■ **SOURCE MATERIAL**:

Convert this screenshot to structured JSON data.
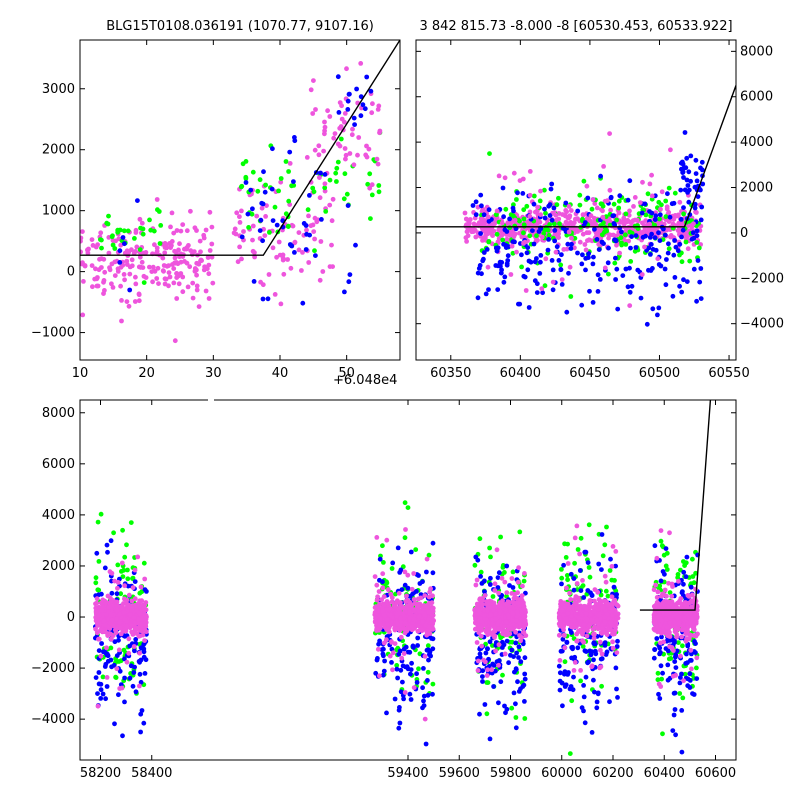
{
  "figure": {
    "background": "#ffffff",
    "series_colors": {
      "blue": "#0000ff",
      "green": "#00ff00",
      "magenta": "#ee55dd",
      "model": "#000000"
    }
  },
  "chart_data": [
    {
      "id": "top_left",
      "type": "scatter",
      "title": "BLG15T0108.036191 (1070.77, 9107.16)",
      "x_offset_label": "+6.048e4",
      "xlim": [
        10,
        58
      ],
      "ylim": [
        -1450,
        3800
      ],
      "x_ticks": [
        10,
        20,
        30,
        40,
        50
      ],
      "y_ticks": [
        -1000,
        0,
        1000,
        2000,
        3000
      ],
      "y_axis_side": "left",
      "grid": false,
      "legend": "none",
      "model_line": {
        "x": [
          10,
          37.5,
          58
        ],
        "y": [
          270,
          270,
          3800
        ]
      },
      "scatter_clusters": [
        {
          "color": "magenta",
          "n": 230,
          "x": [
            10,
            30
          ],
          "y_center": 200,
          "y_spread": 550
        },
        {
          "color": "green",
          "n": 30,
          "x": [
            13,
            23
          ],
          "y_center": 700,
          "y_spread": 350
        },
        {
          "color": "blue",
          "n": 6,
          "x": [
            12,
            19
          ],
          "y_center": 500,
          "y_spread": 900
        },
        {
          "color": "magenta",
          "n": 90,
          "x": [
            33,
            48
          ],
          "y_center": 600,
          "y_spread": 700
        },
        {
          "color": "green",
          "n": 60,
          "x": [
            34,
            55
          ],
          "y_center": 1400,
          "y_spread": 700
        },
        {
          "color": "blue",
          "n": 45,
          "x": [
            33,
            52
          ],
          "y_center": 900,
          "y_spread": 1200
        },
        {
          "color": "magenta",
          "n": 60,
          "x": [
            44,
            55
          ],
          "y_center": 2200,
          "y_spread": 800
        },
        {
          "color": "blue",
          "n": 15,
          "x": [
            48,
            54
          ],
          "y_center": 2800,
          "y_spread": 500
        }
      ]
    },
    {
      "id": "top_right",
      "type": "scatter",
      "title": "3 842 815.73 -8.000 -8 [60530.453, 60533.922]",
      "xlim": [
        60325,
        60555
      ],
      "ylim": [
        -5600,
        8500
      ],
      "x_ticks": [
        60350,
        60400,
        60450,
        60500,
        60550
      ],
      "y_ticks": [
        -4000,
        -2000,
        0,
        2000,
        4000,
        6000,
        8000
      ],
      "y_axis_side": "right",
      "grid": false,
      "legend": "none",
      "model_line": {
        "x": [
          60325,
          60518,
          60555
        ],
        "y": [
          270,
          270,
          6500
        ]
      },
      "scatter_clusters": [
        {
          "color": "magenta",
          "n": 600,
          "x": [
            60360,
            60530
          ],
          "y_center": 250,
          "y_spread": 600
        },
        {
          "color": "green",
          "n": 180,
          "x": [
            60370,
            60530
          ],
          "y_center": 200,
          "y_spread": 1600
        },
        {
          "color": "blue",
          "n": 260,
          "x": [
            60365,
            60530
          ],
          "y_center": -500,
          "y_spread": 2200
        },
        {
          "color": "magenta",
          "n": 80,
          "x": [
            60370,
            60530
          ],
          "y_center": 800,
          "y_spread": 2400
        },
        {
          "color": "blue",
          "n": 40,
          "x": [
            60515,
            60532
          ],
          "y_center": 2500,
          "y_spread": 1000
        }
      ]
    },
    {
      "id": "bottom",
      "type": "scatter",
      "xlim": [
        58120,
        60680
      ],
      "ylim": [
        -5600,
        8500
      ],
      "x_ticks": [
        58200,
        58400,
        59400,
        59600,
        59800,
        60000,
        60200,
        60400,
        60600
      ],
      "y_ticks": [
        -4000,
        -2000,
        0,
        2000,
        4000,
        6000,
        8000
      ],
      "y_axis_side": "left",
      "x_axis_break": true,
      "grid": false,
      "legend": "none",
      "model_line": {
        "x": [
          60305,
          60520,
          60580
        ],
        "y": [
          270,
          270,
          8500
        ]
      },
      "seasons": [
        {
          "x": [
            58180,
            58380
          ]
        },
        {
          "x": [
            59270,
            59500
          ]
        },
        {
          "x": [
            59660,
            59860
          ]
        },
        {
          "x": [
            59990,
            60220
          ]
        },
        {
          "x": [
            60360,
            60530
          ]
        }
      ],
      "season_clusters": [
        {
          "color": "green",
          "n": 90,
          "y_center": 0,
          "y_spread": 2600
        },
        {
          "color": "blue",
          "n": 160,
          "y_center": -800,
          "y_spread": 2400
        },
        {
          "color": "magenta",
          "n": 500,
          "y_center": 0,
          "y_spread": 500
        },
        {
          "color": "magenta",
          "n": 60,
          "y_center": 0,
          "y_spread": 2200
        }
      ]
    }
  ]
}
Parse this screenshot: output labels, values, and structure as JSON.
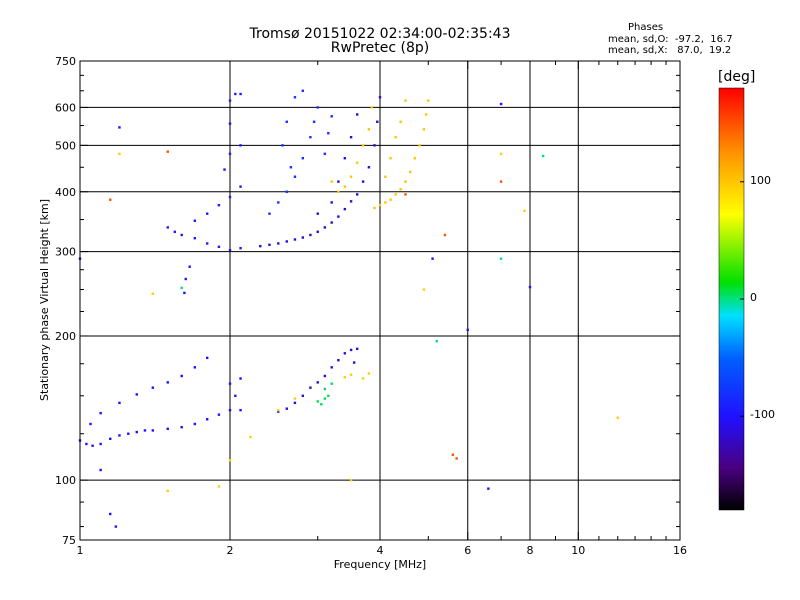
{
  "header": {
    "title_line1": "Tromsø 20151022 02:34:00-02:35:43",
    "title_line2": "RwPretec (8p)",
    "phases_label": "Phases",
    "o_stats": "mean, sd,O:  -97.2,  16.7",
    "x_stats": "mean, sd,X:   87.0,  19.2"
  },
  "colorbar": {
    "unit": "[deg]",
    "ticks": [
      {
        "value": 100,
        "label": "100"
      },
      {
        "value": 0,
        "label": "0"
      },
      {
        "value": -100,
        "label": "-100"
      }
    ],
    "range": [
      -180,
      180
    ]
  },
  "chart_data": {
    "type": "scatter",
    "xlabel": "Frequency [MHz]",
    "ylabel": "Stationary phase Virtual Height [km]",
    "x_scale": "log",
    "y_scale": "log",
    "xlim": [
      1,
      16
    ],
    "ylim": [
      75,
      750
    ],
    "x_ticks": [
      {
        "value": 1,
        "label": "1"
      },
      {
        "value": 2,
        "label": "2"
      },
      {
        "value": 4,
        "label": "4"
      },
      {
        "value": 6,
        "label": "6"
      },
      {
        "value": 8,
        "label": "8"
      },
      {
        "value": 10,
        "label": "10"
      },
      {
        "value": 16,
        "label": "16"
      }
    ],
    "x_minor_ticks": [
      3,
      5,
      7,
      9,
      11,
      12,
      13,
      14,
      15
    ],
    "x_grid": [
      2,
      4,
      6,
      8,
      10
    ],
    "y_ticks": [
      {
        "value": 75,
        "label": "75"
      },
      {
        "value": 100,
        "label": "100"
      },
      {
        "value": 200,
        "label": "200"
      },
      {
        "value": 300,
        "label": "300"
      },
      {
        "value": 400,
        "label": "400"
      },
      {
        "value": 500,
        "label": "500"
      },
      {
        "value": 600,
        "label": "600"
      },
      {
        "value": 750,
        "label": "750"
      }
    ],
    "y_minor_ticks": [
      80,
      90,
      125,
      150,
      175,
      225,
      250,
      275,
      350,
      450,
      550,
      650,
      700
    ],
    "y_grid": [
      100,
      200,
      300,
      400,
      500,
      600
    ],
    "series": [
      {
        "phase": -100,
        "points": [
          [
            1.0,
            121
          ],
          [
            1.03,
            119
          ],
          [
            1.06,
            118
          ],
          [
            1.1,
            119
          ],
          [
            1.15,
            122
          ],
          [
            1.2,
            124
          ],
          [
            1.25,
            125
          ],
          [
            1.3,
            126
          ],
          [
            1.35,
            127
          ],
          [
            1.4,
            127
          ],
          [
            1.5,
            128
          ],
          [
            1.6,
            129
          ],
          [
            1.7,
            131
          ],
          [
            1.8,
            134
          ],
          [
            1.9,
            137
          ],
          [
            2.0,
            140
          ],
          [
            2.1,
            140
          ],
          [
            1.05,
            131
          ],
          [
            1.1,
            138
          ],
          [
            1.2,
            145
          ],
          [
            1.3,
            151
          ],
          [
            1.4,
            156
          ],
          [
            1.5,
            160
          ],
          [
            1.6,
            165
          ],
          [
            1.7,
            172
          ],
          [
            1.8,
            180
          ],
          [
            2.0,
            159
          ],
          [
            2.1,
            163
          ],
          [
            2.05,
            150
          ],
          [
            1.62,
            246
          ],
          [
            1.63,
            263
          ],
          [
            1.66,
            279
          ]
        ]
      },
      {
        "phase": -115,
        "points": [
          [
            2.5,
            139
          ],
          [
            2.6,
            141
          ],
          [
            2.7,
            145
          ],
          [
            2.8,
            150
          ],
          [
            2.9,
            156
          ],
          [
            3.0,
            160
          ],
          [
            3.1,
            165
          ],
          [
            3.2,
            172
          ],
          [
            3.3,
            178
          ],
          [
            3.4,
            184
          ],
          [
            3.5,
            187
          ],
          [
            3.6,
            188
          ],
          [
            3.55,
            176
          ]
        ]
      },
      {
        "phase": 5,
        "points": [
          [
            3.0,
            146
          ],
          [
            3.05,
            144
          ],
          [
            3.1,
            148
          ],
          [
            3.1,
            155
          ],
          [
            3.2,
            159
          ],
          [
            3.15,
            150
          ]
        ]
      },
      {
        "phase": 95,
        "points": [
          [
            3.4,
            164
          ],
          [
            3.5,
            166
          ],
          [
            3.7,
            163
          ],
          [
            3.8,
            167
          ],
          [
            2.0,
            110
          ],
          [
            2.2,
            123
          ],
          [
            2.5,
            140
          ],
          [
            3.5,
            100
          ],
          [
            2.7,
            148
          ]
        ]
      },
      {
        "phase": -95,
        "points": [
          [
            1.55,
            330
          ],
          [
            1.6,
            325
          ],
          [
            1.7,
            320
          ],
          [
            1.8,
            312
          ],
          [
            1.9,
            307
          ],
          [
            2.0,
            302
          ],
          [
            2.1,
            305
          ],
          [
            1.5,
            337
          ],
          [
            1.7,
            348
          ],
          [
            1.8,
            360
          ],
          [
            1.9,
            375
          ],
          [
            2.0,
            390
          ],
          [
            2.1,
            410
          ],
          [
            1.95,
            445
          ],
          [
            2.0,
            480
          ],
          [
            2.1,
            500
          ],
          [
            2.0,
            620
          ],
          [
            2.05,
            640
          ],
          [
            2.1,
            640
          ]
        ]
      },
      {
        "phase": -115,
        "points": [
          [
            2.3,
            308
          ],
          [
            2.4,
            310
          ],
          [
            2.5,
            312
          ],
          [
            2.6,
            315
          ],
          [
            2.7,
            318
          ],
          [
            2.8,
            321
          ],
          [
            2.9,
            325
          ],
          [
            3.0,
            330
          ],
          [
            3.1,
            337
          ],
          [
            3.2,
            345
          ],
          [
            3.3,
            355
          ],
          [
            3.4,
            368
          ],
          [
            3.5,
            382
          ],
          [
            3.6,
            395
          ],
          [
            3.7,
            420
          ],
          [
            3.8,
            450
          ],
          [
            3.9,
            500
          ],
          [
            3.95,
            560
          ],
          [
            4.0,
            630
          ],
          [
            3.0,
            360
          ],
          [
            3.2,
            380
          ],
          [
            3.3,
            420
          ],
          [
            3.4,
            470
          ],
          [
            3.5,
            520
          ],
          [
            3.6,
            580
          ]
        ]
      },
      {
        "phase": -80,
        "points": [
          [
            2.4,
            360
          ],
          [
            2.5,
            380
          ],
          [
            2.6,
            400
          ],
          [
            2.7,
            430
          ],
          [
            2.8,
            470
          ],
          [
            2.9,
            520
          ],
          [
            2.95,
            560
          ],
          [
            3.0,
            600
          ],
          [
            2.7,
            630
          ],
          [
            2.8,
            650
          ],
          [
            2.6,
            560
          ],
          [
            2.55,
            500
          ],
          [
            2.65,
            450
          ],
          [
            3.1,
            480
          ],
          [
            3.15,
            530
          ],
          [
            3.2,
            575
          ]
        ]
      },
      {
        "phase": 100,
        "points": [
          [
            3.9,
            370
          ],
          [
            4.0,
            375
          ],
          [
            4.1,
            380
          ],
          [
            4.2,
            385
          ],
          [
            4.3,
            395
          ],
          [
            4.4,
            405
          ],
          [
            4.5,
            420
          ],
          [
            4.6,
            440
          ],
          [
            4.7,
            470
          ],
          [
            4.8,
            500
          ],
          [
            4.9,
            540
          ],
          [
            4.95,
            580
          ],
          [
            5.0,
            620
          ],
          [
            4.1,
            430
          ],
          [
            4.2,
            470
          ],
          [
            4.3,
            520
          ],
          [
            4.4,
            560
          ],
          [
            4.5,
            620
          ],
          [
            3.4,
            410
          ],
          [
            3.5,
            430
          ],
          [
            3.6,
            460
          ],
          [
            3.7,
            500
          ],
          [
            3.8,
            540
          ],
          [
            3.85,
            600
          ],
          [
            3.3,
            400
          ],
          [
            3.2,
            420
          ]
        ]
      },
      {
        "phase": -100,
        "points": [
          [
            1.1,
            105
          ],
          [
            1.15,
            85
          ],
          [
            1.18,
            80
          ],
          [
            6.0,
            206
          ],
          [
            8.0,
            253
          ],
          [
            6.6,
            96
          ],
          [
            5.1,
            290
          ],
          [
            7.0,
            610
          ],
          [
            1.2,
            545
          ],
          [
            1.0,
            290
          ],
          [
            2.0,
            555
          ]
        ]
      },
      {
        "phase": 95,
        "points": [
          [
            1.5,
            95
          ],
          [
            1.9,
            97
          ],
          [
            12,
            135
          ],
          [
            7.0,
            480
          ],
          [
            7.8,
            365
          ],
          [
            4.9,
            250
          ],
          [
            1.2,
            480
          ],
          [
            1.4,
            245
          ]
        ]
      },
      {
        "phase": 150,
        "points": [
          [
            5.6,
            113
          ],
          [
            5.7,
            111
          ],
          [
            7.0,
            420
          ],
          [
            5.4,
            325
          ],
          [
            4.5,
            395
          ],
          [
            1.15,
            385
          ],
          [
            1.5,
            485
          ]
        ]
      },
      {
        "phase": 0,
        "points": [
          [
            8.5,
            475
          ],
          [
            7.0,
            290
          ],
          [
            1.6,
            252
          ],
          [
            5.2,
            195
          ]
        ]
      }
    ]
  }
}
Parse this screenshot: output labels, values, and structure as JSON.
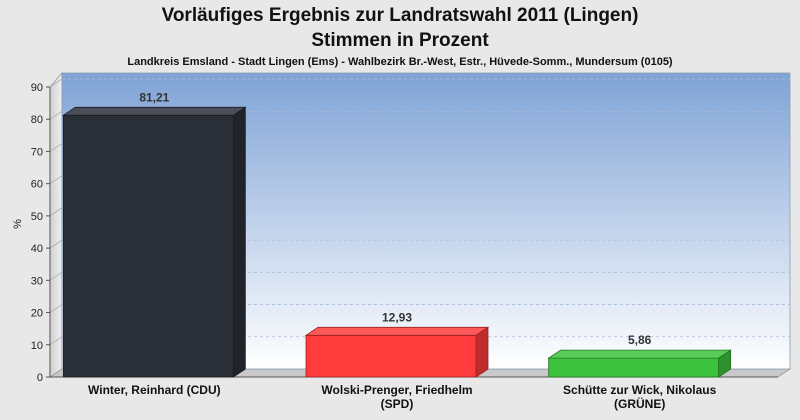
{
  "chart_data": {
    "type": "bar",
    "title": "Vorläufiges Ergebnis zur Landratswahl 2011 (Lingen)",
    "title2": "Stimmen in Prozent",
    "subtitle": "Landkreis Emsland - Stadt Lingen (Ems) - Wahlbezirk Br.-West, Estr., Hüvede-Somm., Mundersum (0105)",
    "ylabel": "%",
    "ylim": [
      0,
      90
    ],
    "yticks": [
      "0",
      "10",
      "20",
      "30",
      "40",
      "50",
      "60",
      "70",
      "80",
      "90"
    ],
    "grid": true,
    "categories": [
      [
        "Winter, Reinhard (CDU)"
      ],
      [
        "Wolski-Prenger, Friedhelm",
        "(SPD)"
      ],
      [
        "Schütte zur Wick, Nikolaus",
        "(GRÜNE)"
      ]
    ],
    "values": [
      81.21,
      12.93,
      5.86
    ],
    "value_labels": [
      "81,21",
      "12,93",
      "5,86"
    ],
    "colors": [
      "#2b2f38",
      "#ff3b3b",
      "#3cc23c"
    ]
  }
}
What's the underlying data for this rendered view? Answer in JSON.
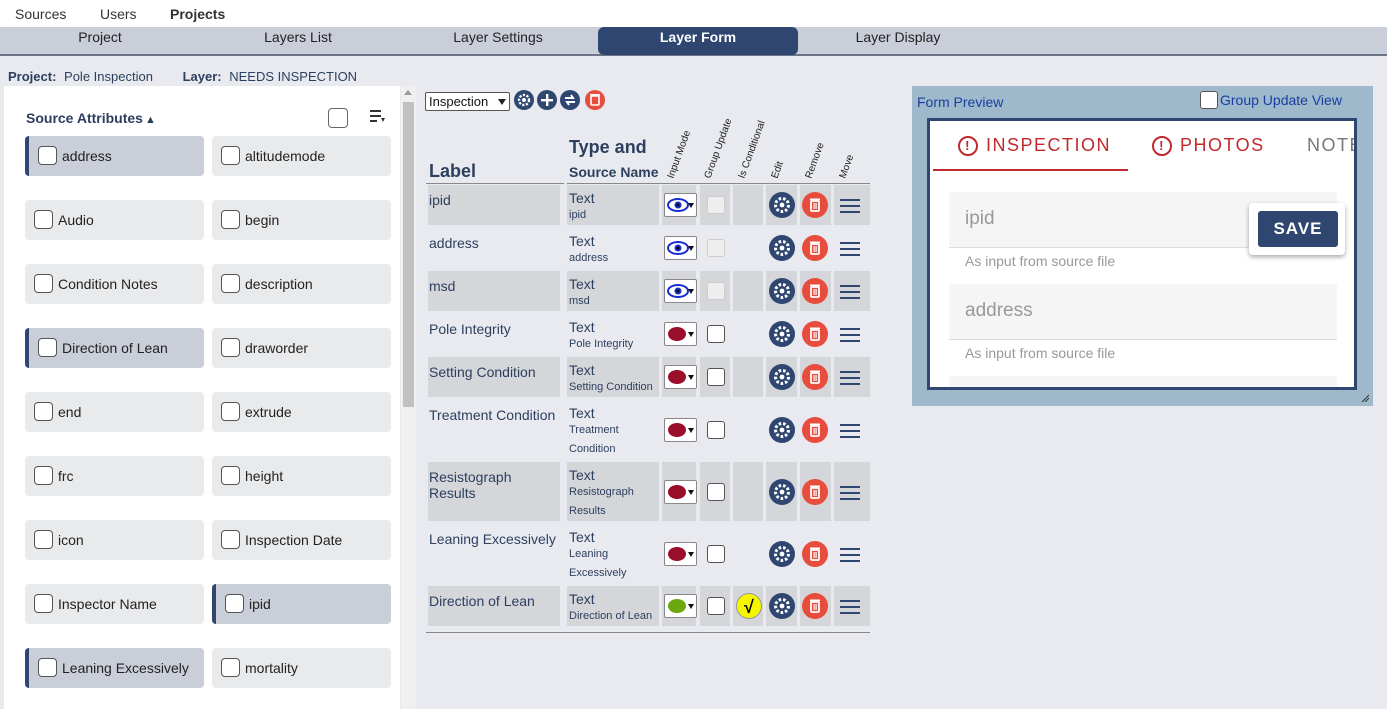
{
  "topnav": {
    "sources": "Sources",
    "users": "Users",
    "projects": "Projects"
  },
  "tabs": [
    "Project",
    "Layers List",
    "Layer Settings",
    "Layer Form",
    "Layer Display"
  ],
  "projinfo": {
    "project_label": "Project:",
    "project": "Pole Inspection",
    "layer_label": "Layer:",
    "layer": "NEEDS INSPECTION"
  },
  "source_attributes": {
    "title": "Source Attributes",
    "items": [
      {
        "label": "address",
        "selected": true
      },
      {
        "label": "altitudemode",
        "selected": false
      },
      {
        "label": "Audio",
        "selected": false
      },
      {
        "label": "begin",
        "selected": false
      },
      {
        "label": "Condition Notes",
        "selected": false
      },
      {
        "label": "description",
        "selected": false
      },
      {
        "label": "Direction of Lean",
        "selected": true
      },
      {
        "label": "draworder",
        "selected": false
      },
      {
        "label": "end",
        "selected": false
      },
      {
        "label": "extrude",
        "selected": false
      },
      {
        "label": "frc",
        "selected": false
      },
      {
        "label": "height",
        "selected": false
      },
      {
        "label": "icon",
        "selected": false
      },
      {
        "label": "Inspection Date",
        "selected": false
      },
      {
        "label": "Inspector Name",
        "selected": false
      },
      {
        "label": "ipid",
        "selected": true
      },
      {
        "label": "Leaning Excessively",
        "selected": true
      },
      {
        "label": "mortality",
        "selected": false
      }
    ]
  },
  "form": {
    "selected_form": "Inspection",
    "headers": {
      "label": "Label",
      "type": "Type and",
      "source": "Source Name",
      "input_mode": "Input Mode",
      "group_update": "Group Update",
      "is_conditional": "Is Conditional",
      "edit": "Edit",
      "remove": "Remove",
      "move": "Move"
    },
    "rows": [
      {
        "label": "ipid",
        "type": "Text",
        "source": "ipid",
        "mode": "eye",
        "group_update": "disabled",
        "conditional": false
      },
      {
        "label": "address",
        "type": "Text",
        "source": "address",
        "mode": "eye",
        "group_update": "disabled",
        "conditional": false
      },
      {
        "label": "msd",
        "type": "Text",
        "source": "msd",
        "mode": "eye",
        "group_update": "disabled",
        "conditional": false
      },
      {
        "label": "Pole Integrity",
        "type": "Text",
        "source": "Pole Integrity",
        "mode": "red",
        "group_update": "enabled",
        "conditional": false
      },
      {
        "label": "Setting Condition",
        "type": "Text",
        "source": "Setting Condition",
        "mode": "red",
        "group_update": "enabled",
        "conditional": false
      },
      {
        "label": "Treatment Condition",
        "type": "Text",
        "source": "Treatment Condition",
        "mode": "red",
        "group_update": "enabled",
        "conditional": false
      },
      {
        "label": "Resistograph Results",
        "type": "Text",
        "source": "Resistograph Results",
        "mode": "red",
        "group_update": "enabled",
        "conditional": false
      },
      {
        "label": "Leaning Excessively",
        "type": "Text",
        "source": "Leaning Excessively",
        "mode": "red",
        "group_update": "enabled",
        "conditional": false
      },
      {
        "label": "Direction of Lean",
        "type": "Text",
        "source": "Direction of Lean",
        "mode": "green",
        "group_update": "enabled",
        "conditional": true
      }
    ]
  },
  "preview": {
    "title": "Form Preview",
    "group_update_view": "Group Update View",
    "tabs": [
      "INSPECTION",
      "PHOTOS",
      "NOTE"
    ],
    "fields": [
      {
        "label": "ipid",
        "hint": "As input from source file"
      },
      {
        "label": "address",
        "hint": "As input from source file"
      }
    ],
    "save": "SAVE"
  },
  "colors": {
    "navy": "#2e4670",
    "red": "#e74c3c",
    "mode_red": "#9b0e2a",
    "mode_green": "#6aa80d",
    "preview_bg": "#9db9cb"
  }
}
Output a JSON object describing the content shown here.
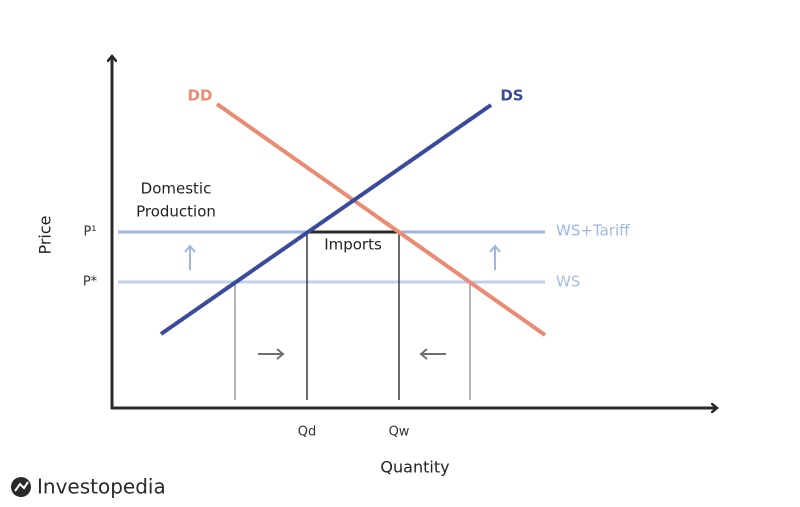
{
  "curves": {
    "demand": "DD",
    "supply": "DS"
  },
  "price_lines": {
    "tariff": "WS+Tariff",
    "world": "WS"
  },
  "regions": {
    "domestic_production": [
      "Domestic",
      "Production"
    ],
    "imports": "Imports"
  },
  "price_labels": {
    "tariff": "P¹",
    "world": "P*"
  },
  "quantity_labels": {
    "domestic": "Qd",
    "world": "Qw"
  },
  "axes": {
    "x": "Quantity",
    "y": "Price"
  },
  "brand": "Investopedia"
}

■ **GIVEN PROBLEM**: Report how many lines of the data contain the word "Treatment", using the number alone.

■ **REPLY TO THE EXERCISE**: 2